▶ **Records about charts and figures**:
** Start **

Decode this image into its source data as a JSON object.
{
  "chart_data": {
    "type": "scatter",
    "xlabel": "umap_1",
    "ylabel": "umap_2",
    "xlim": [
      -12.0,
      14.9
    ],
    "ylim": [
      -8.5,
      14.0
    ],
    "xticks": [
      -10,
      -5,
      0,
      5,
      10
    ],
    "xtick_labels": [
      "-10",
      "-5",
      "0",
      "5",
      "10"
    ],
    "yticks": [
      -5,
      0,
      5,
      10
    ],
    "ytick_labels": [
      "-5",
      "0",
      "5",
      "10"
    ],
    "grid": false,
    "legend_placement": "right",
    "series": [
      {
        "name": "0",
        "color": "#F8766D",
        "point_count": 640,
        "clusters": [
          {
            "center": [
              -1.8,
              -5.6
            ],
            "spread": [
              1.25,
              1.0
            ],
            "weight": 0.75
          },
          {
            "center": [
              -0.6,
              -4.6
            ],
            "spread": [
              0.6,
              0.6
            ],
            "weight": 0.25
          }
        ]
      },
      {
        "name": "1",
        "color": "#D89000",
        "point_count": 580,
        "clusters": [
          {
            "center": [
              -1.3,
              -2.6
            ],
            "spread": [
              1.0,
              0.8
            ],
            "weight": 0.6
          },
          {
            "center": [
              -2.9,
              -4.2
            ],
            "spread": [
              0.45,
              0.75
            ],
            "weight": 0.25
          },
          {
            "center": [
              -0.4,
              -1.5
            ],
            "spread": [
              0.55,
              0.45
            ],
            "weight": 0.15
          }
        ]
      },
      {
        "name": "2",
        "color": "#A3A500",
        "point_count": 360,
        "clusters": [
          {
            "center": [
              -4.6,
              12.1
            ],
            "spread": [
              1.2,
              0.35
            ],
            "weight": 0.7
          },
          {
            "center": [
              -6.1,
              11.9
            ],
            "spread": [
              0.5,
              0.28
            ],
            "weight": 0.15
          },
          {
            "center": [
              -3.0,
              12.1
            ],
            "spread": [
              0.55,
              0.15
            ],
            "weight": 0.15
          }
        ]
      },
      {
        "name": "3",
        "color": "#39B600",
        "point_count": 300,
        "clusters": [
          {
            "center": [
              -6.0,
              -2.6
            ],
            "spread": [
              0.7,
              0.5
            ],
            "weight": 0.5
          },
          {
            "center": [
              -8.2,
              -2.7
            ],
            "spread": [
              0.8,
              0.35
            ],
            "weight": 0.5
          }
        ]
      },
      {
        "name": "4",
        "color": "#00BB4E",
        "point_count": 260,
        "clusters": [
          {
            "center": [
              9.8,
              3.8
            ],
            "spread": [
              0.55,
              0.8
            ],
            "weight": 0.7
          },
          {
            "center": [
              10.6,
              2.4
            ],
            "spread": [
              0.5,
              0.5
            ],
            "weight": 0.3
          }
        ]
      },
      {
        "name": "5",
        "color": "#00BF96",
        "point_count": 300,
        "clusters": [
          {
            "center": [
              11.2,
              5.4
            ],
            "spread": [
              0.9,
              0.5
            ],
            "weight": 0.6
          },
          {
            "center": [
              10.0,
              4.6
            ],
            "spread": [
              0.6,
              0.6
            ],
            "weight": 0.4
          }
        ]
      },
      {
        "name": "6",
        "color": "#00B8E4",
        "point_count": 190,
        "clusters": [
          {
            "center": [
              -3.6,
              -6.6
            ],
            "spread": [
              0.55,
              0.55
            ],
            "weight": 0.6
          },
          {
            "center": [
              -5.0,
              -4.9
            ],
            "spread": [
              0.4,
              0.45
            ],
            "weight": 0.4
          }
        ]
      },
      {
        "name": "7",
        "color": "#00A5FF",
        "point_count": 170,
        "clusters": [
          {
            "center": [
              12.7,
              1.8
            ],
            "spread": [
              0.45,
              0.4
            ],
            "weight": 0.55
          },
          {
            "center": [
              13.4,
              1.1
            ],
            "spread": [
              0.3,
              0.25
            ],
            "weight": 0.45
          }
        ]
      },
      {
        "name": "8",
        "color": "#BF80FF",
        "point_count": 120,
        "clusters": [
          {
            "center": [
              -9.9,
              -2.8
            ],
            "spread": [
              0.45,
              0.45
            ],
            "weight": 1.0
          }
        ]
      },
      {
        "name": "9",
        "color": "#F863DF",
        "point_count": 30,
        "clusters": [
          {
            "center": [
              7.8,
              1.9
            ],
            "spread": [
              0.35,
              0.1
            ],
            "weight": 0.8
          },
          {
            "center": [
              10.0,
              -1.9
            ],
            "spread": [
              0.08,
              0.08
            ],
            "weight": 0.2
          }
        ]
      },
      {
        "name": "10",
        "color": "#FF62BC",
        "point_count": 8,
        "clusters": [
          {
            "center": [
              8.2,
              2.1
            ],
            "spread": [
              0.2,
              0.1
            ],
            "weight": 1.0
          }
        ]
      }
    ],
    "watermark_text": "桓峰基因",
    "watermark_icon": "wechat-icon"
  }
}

** End **

▶ **Do this**:
Lines holding the word "name" should be counted across the entries; state only how many there are.

▶ **Complete output**:
11